Sunday, August 1, 2010

'I Like My Wife, I Just Can't Live With Her'

Not me.

That's John Frost, at NYT (FWIW), "
The Un-Divorced":
... at 58, he sees no reason to divorce. Their children have grown and left home. He asked himself: Why bring in a bunch of lawyers? Why create rancor when there’s nowhere to go but down?

“To tie a bow around it would only make it uglier,” Mr. Frost said. “When people ask about my relationship status, I usually just say: ‘It’s complicated. I like my wife, I just can’t live with her.’ ”
And check this out:
One woman, a 39-year-old mother of two from Brooklyn, who like many interviewed for this article wished to remain anonymous, has stayed separated for nearly two years at the suggestion of five lawyers.

“There’s no advantage to getting divorced,” she said. Both she and her husband are in new relationships. Most people assume they’ve officially split. But given the health insurance issue and the prospect of legal fees, she said, “I feel like we could just drift on like this for years.”

Not being divorced is also an excuse not to remarry.

PROVIDED RECORDS:
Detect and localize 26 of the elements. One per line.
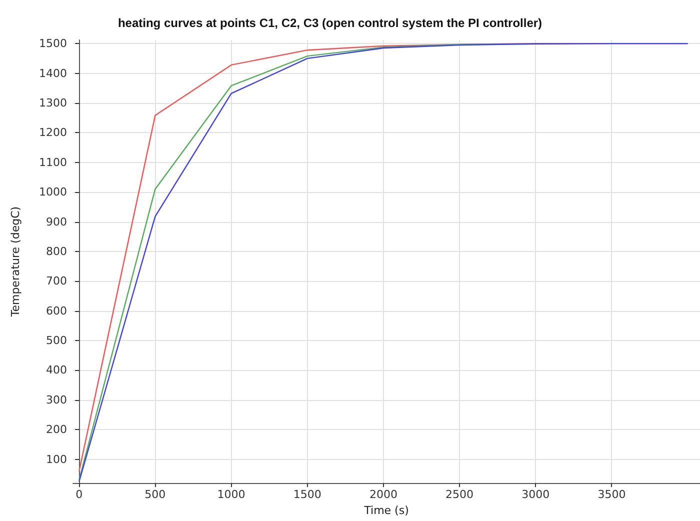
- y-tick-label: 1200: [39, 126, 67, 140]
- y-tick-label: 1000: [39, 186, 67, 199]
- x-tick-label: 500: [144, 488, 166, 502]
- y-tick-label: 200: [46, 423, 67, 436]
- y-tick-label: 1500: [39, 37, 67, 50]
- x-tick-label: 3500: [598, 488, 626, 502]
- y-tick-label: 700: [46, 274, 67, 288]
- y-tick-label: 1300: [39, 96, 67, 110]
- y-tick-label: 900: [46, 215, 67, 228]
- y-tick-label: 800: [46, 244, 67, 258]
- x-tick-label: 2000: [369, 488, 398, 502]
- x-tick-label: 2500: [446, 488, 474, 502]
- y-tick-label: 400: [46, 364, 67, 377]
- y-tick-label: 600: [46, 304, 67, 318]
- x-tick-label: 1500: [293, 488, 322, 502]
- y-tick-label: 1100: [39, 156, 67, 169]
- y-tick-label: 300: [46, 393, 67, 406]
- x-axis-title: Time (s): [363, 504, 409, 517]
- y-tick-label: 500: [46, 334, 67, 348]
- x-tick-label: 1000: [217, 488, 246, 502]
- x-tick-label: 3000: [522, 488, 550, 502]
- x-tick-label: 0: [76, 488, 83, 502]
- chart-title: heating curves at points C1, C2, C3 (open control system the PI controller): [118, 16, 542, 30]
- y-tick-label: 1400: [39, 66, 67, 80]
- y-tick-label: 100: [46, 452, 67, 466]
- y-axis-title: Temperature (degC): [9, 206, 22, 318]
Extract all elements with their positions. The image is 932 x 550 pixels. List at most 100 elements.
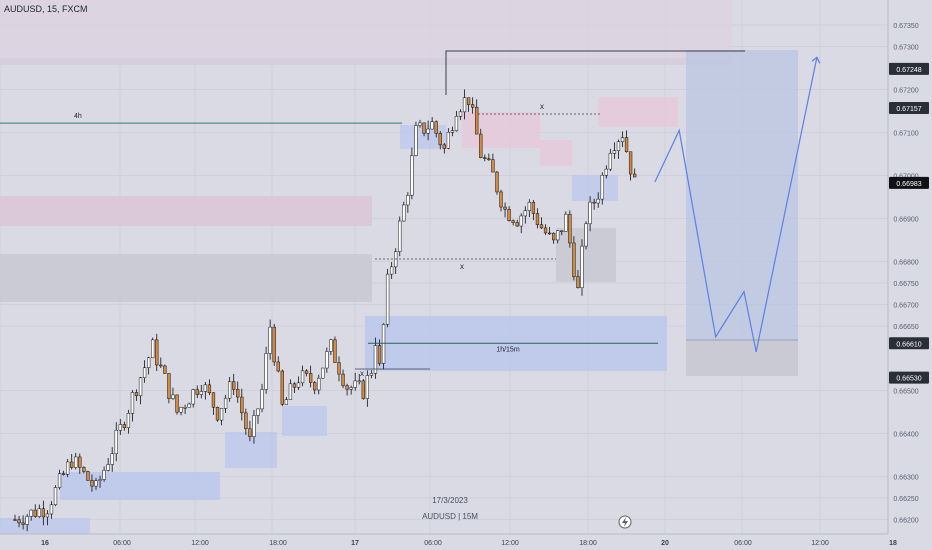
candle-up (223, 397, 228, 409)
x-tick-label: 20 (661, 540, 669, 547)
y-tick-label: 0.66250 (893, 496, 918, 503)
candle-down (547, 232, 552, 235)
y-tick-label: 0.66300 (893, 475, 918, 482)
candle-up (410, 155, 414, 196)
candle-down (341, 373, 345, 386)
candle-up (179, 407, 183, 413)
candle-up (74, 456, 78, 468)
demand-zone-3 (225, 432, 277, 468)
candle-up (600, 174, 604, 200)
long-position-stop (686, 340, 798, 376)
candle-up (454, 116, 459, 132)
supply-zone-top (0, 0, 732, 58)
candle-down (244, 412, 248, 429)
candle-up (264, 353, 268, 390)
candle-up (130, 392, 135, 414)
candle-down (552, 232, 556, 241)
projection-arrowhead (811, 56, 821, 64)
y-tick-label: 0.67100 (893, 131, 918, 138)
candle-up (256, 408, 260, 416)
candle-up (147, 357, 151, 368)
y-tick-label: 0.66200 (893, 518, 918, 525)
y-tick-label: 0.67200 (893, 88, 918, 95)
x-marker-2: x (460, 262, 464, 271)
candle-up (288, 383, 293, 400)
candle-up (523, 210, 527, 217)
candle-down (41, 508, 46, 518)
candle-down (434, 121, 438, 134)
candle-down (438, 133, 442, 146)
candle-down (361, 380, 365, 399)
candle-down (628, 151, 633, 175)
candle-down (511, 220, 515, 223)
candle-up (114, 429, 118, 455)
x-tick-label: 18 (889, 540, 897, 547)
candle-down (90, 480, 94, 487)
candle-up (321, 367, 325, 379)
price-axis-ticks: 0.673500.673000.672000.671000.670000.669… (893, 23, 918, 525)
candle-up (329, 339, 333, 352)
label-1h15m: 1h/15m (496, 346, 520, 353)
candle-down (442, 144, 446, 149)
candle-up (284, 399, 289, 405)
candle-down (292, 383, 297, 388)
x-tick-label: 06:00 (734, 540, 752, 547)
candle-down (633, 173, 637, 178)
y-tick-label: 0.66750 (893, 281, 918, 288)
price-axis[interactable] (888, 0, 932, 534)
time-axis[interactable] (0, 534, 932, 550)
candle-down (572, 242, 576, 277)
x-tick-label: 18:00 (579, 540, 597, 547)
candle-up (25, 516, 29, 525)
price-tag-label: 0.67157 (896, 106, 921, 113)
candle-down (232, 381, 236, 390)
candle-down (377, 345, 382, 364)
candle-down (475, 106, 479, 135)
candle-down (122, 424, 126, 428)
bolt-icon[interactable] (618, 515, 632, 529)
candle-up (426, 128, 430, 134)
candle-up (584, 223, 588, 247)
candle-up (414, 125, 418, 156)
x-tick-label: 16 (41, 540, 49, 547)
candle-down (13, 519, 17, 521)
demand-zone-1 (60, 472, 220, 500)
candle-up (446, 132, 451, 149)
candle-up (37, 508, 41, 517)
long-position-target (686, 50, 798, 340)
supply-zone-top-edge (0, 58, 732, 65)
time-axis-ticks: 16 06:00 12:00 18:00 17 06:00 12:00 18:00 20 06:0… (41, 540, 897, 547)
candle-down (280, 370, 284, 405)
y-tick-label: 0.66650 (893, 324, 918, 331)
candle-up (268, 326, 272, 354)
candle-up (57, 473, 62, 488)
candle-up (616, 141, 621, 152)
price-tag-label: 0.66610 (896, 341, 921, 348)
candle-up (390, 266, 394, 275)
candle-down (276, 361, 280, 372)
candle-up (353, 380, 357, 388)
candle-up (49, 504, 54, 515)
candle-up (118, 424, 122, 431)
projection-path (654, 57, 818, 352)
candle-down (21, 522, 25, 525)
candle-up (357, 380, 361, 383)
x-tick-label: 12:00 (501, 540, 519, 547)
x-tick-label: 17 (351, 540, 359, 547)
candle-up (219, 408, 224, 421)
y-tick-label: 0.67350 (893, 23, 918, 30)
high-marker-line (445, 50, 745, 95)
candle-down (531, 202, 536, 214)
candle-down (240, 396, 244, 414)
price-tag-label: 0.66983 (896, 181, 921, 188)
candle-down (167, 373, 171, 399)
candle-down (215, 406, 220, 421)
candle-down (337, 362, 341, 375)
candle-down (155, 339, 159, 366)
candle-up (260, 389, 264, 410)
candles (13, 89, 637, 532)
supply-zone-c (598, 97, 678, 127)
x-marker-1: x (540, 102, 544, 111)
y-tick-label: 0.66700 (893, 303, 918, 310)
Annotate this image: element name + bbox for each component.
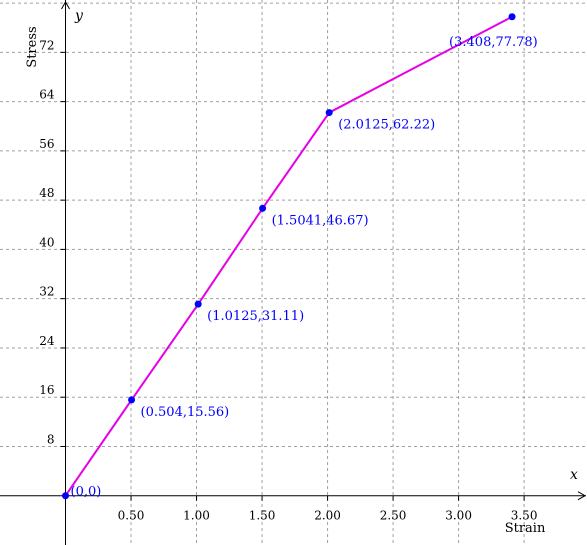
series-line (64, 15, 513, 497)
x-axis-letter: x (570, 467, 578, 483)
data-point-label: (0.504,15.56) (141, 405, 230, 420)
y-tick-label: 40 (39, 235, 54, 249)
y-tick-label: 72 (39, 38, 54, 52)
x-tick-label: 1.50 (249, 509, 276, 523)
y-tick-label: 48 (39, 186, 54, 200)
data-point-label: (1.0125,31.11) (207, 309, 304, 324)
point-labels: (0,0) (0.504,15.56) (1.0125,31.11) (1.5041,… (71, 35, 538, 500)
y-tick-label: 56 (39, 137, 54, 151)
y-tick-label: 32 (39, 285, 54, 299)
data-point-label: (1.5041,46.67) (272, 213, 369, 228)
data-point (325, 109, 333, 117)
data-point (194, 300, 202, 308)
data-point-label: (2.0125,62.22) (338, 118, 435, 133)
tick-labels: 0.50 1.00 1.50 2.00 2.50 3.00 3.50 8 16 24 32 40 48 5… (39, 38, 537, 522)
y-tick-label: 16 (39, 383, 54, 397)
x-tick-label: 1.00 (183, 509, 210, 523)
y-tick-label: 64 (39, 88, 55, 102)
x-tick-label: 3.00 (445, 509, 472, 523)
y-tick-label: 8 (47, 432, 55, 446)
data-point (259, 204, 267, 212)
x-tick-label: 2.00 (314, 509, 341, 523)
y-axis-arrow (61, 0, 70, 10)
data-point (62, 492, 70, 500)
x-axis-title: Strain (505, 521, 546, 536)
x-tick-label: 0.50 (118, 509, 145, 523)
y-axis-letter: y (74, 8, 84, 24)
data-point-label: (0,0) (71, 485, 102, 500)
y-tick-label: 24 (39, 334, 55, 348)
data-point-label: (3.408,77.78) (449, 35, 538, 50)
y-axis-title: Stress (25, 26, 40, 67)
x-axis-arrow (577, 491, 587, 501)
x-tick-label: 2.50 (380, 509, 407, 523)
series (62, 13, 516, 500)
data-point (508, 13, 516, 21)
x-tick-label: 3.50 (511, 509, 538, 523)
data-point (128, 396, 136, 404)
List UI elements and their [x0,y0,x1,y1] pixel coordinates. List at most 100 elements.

--

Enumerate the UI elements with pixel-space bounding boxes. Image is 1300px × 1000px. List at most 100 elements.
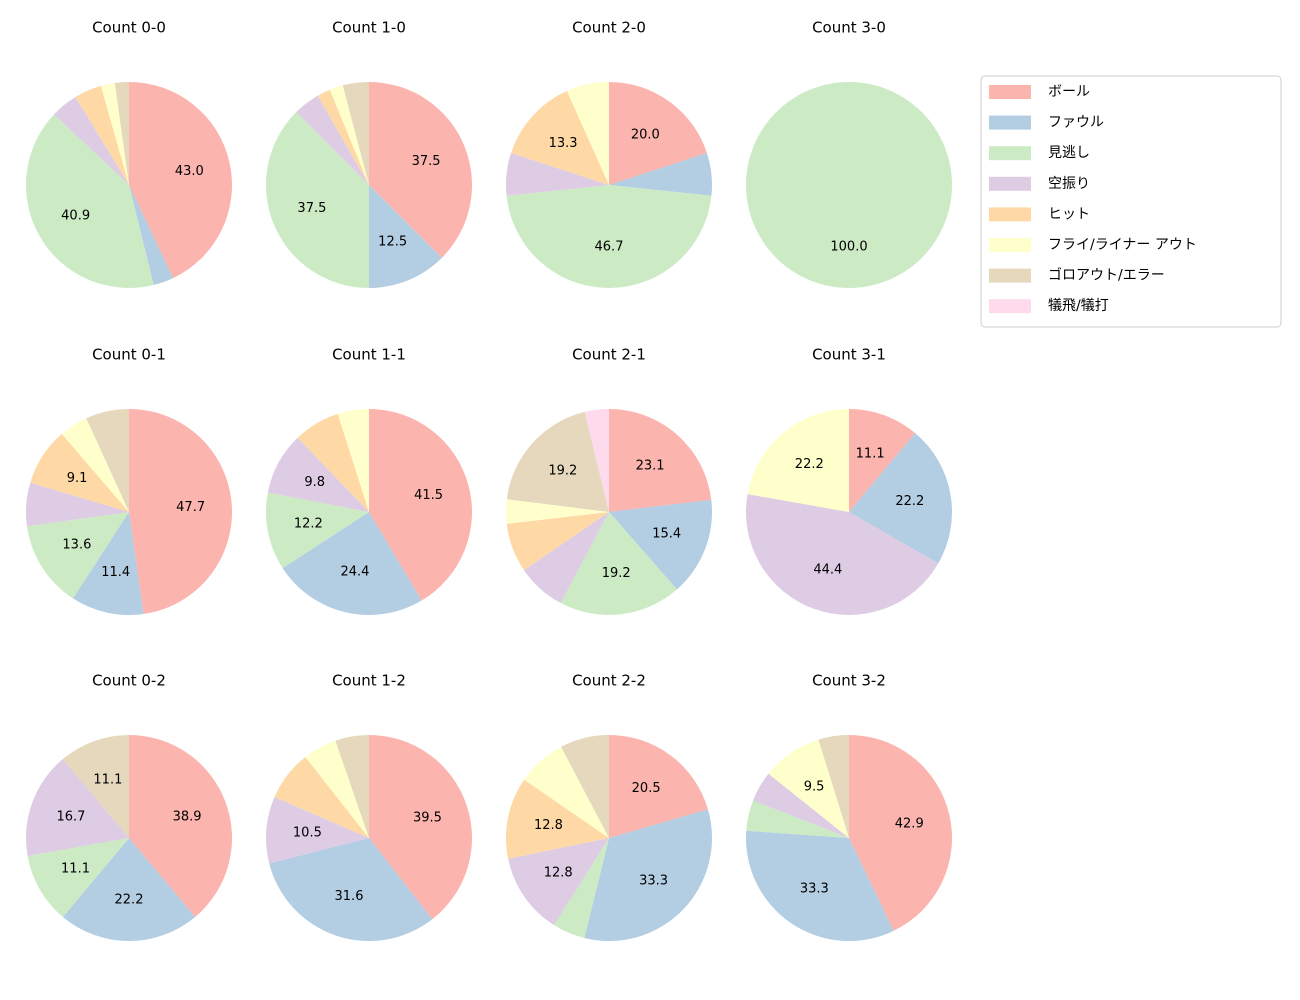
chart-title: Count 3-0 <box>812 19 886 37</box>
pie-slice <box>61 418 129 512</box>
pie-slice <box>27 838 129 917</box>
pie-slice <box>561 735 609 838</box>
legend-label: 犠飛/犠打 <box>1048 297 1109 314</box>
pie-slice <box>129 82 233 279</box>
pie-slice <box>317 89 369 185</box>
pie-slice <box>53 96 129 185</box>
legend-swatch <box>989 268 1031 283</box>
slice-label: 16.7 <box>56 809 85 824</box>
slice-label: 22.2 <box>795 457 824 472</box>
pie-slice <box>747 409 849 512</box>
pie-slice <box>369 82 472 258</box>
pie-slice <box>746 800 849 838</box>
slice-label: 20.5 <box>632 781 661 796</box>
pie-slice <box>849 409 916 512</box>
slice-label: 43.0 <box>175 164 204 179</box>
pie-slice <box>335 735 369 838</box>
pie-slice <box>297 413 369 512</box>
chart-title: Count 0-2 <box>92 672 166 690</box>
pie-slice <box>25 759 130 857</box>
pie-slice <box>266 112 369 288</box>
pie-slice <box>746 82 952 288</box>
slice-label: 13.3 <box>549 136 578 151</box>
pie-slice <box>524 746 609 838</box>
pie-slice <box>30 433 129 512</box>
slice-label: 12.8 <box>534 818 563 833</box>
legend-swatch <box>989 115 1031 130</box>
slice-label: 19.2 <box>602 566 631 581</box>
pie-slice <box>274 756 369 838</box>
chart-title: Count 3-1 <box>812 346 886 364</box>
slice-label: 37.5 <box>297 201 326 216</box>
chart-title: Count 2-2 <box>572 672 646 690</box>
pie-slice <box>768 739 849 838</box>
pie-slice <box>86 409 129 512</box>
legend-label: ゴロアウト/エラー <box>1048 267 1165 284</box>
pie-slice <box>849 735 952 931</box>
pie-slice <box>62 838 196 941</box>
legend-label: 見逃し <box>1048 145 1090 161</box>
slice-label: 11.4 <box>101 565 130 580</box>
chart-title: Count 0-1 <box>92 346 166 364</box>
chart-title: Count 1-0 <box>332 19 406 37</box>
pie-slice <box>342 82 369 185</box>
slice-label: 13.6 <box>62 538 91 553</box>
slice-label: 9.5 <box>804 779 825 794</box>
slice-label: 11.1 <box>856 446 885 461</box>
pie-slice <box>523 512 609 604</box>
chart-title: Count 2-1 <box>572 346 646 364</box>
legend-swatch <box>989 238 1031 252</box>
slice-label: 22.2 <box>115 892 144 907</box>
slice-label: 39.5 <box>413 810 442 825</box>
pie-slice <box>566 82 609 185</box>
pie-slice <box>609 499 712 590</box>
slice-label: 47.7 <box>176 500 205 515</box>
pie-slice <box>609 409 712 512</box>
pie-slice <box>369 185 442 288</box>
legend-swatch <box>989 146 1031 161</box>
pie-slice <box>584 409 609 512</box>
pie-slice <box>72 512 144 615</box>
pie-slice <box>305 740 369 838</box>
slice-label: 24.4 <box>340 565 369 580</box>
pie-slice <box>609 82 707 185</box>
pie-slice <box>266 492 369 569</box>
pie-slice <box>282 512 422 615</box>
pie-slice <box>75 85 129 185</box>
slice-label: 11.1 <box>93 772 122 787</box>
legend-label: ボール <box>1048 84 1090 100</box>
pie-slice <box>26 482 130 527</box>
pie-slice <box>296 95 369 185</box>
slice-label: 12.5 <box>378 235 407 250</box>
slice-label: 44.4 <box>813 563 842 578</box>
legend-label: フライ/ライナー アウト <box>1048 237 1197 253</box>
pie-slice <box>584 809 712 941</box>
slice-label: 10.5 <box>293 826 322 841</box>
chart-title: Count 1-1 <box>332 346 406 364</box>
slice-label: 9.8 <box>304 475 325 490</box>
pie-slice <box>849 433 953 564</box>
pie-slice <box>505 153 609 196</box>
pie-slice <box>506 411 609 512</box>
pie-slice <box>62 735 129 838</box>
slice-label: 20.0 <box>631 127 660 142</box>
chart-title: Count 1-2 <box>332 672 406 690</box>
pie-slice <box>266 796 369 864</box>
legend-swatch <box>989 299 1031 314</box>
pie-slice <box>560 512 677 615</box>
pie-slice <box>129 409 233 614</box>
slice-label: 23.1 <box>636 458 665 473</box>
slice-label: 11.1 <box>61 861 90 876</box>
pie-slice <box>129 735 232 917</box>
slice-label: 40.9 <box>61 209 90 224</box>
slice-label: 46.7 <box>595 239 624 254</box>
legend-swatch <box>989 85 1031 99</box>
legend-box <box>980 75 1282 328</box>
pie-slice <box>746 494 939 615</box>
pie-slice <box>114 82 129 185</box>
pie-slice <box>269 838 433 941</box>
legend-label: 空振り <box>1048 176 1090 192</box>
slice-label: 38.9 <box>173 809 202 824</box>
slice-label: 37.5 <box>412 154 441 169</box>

CHALLENGES:
1. According to the post, on whose suggestion has the 39-year-old Brooklyn mother stayed separated for nearly two years?
2. Echo the part of the post that opens with the words containing "And check this" and closes with "of five lawyers.".
The records come from a different source than the post.

TASK RESPONSES:
1. Five lawyers.

2.
And check this out:
One woman, a 39-year-old mother of two from Brooklyn, who like many interviewed for this article wished to remain anonymous, has stayed separated for nearly two years at the suggestion of five lawyers.